● **What you are asked to do**
From the listing, collect all lines containing the word "برای".

(Recorded data)
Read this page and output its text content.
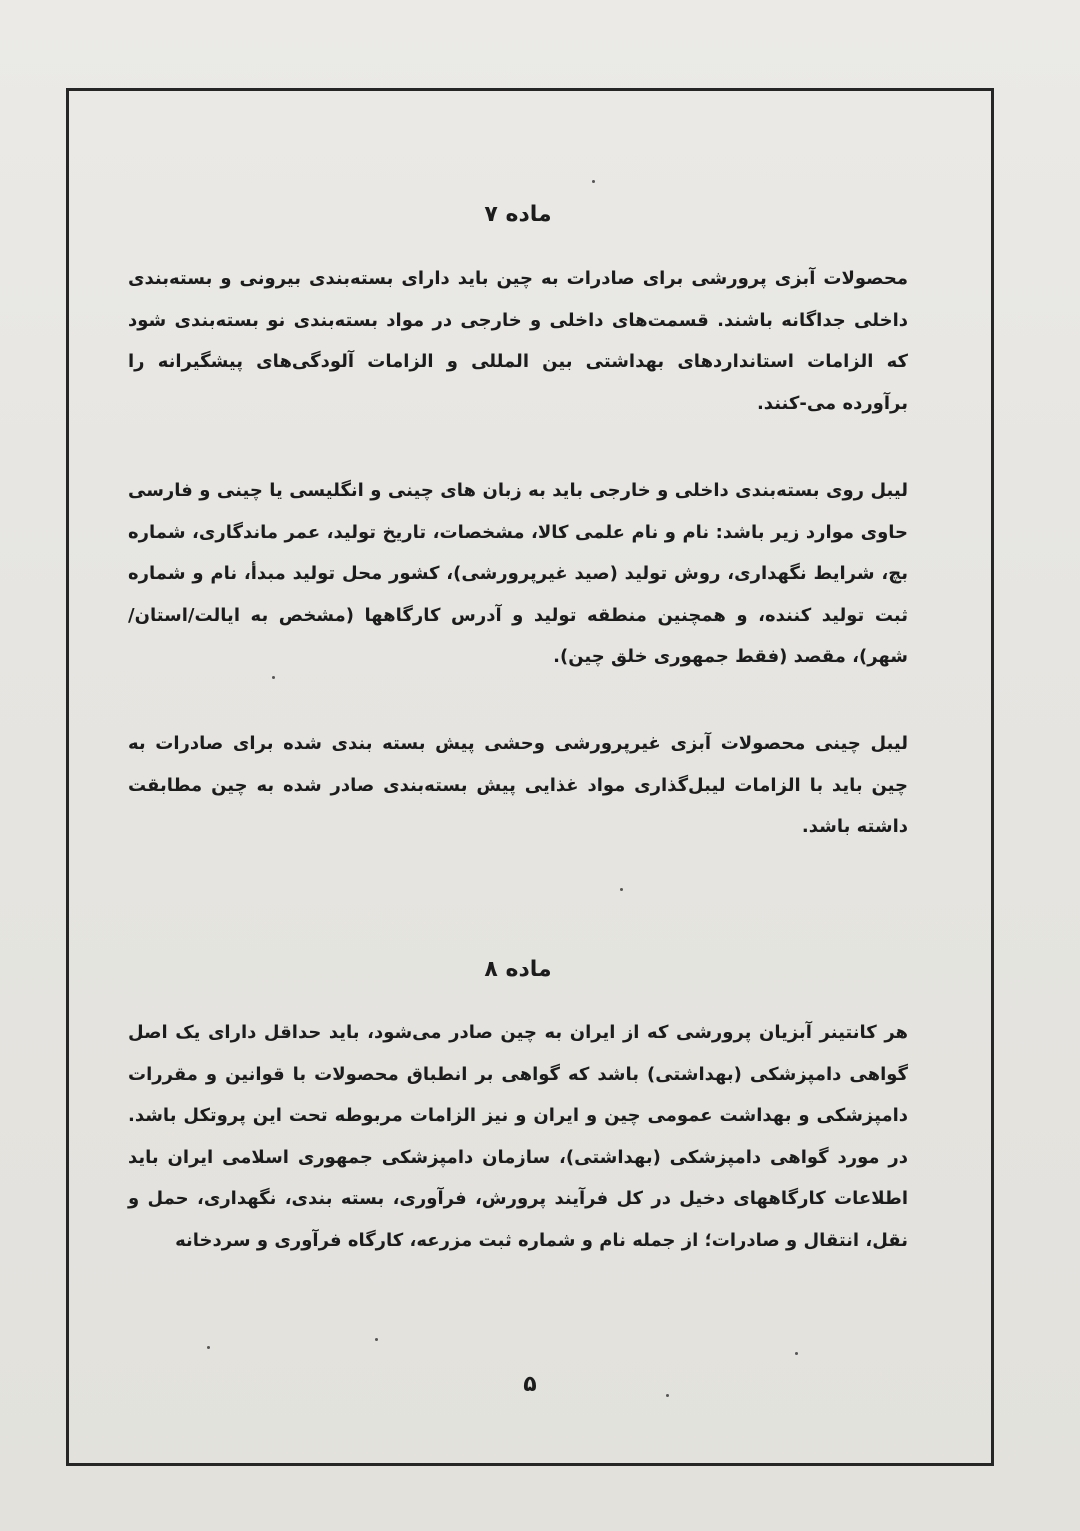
ماده ۷
محصولات آبزی پرورشی برای صادرات به چین باید دارای بسته‌بندی بیرونی و بسته‌بندی داخلی جداگانه باشند. قسمت‌های داخلی و خارجی در مواد بسته‌بندی نو بسته‌بندی شود که الزامات استانداردهای بهداشتی بین المللی و الزامات آلودگی‌های پیشگیرانه را برآورده می-کنند.
لیبل روی بسته‌بندی داخلی و خارجی باید به زبان های چینی و انگلیسی یا چینی و فارسی حاوی موارد زیر باشد: نام و نام علمی کالا، مشخصات، تاریخ تولید، عمر ماندگاری، شماره بچ، شرایط نگهداری، روش تولید (صید غیرپرورشی)، کشور محل تولید مبدأ، نام و شماره ثبت تولید کننده، و همچنین منطقه تولید و آدرس کارگاهها (مشخص به ایالت/استان/شهر)، مقصد (فقط جمهوری خلق چین).
لیبل چینی محصولات آبزی غیرپرورشی وحشی پیش بسته بندی شده برای صادرات به چین باید با الزامات لیبل‌گذاری مواد غذایی پیش بسته‌بندی صادر شده به چین مطابقت داشته باشد.
ماده ۸
هر کانتینر آبزیان پرورشی که از ایران به چین صادر می‌شود، باید حداقل دارای یک اصل گواهی دامپزشکی (بهداشتی) باشد که گواهی بر انطباق محصولات با قوانین و مقررات دامپزشکی و بهداشت عمومی چین و ایران و نیز الزامات مربوطه تحت این پروتکل باشد. در مورد گواهی دامپزشکی (بهداشتی)، سازمان دامپزشکی جمهوری اسلامی ایران باید اطلاعات کارگاههای دخیل در کل فرآیند پرورش، فرآوری، بسته بندی، نگهداری، حمل و نقل، انتقال و صادرات؛ از جمله نام و شماره ثبت مزرعه، کارگاه فرآوری و سردخانه
۵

● **Result**
محصولات آبزی پرورشی برای صادرات به چین باید دارای بسته‌بندی بیرونی و بسته‌بندی داخلی جداگانه باشند. قسمت‌های داخلی و خارجی در مواد بسته‌بندی نو بسته‌بندی شود که الزامات استانداردهای بهداشتی بین المللی و الزامات آلودگی‌های پیشگیرانه را برآورده می-کنند.
لیبل چینی محصولات آبزی غیرپرورشی وحشی پیش بسته بندی شده برای صادرات به چین باید با الزامات لیبل‌گذاری مواد غذایی پیش بسته‌بندی صادر شده به چین مطابقت داشته باشد.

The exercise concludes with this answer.